_Direction_
Wherever the string "window" appears in a line, extract that line.

====== Data shown

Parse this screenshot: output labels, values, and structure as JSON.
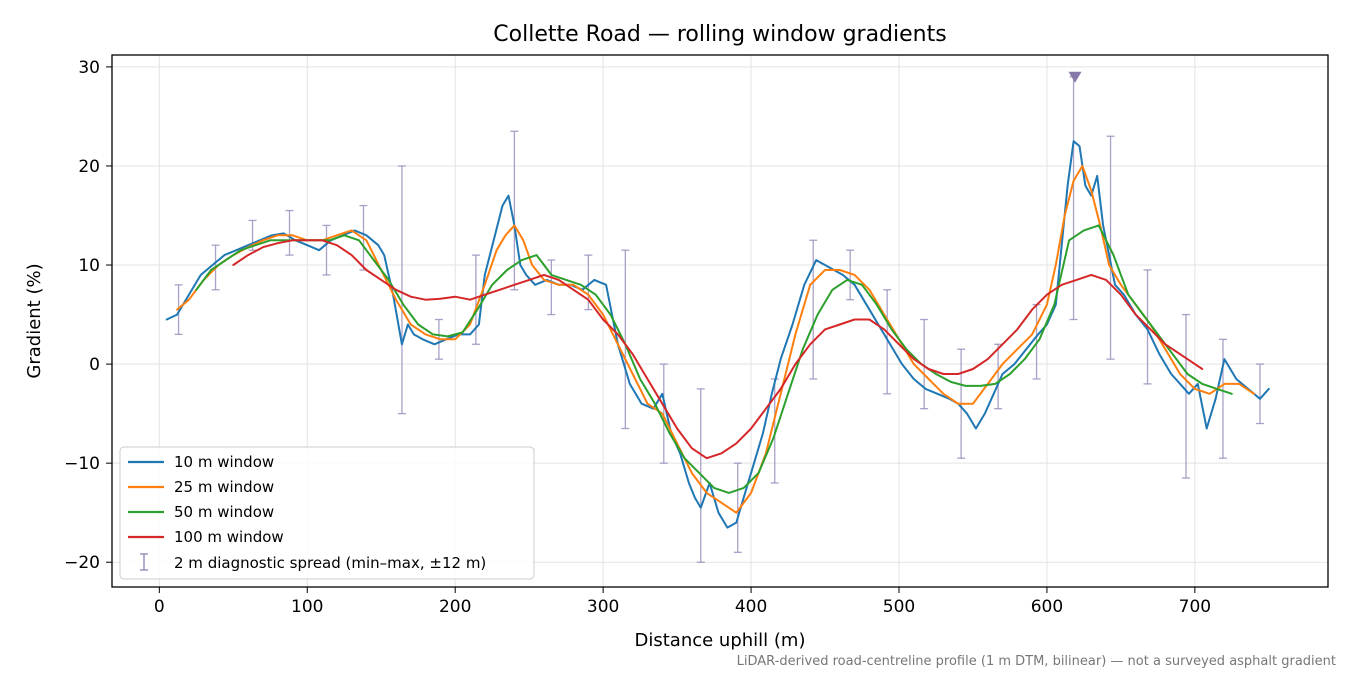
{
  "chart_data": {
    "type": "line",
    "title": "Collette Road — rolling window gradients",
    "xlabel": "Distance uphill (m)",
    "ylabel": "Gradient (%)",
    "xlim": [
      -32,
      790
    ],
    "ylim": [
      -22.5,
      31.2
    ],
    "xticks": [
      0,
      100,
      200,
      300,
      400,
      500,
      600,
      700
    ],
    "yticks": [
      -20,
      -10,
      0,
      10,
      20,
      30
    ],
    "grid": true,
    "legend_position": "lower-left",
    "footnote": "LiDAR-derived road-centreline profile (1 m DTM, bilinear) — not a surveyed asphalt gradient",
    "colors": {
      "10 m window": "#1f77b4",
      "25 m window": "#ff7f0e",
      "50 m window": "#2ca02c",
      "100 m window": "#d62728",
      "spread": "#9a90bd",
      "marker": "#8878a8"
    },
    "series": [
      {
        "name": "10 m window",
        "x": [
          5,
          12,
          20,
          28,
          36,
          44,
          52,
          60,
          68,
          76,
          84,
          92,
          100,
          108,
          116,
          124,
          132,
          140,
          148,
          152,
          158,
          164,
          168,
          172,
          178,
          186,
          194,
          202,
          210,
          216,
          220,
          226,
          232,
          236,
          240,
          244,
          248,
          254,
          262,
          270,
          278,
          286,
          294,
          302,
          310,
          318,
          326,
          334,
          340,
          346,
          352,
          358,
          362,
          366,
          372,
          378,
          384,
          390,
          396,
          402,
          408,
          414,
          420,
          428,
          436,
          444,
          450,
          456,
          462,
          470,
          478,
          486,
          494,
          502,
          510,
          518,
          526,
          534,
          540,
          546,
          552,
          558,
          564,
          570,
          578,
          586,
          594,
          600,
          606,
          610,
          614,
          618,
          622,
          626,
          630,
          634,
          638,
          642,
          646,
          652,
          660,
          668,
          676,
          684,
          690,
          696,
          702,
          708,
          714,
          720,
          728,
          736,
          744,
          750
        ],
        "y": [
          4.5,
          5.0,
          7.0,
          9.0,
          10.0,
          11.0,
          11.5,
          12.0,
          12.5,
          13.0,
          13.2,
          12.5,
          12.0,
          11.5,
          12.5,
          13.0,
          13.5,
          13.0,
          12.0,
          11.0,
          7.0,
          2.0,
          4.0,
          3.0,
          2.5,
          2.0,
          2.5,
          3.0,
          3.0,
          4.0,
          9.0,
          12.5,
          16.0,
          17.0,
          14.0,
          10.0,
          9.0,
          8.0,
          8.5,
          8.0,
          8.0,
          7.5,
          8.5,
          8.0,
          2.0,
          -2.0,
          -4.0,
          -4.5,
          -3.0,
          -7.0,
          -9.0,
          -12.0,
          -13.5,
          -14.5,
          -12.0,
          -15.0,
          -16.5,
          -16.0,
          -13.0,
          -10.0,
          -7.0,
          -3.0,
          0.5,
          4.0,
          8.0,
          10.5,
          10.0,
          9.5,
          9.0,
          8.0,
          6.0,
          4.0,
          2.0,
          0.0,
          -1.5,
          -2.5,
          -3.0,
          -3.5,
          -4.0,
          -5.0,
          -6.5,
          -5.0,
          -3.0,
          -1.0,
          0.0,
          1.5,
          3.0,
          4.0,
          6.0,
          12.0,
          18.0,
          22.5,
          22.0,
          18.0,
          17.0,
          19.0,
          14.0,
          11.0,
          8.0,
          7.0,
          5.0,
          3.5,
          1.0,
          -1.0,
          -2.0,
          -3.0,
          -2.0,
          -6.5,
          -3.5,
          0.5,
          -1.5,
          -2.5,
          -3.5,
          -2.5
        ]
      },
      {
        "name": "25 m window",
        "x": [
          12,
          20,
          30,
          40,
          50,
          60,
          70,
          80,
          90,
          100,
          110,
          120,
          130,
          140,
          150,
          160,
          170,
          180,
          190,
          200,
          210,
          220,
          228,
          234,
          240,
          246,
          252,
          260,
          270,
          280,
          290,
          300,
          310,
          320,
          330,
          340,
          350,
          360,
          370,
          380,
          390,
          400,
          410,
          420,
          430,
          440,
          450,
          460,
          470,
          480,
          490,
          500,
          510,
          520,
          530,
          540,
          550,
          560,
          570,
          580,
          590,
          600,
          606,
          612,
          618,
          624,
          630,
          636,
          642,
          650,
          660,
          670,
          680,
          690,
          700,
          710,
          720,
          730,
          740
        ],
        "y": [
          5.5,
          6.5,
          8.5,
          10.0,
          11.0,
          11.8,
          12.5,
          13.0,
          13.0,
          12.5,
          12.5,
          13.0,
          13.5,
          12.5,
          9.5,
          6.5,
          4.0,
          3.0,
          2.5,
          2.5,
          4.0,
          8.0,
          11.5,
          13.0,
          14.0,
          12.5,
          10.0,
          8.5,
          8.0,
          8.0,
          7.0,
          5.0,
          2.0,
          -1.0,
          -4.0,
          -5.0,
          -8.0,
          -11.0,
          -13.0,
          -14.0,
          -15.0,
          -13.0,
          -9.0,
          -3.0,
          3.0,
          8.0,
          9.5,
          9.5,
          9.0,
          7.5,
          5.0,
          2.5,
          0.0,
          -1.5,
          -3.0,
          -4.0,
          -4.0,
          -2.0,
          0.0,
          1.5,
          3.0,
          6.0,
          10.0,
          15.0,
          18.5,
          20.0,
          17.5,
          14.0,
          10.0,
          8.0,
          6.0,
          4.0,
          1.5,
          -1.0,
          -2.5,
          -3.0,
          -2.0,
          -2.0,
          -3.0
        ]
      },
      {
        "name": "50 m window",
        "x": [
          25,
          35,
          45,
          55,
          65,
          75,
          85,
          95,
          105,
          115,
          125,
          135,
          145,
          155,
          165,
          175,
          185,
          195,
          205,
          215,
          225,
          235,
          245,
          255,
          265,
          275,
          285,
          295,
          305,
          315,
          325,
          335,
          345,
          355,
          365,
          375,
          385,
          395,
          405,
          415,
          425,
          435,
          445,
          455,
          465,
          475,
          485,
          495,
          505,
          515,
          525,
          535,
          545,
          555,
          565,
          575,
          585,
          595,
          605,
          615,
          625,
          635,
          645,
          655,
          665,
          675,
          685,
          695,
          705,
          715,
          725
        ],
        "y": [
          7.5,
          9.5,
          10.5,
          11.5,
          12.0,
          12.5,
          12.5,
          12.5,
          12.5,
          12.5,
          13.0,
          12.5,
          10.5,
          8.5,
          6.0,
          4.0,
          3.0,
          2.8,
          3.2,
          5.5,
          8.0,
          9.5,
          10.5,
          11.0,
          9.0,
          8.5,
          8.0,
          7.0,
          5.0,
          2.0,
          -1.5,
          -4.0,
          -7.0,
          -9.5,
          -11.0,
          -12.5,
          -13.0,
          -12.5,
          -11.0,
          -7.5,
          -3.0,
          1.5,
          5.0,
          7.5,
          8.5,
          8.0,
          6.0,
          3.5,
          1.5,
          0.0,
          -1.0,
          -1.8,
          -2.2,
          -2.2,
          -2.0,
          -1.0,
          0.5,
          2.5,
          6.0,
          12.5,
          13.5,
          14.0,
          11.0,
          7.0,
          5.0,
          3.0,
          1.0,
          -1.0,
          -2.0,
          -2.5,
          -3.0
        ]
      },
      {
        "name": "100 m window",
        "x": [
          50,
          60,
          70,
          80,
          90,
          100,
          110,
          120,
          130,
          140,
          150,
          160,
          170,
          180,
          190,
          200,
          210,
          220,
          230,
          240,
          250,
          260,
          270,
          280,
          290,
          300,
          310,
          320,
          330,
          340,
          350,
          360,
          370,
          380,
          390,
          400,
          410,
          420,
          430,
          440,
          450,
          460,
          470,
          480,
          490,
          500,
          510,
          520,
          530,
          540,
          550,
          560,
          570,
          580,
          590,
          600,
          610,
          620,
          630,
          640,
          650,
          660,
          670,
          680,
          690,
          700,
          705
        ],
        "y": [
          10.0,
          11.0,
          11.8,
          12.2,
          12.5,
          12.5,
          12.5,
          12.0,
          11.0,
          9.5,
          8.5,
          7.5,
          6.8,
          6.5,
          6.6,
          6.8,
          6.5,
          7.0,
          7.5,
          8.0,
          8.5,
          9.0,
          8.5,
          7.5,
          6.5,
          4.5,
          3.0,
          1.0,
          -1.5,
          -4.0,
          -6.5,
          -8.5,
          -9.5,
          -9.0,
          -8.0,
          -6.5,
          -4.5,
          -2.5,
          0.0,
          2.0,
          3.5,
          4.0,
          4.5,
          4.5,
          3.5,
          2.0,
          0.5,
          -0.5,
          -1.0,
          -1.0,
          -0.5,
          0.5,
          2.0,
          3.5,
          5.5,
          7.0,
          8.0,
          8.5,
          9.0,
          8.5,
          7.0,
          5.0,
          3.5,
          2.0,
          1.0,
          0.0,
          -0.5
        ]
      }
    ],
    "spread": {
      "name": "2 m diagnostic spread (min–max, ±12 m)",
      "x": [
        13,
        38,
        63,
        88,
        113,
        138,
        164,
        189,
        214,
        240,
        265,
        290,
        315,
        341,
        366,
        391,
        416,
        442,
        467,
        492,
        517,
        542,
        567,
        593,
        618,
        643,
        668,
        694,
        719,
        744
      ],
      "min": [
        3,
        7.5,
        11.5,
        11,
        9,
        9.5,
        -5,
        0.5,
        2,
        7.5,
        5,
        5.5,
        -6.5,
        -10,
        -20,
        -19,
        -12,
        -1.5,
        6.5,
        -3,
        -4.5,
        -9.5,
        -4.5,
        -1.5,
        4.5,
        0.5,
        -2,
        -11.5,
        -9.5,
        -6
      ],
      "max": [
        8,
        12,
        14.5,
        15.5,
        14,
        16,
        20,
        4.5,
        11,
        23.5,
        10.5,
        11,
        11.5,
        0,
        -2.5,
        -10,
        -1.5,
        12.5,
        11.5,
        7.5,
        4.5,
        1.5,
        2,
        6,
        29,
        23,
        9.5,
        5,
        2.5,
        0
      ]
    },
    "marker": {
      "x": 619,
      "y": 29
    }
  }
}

============

_Solution to the exercise_
    "title": "Collette Road — rolling window gradients",
      "10 m window": "#1f77b4",
      "25 m window": "#ff7f0e",
      "50 m window": "#2ca02c",
      "100 m window": "#d62728",
        "name": "10 m window",
        "name": "25 m window",
        "name": "50 m window",
        "name": "100 m window",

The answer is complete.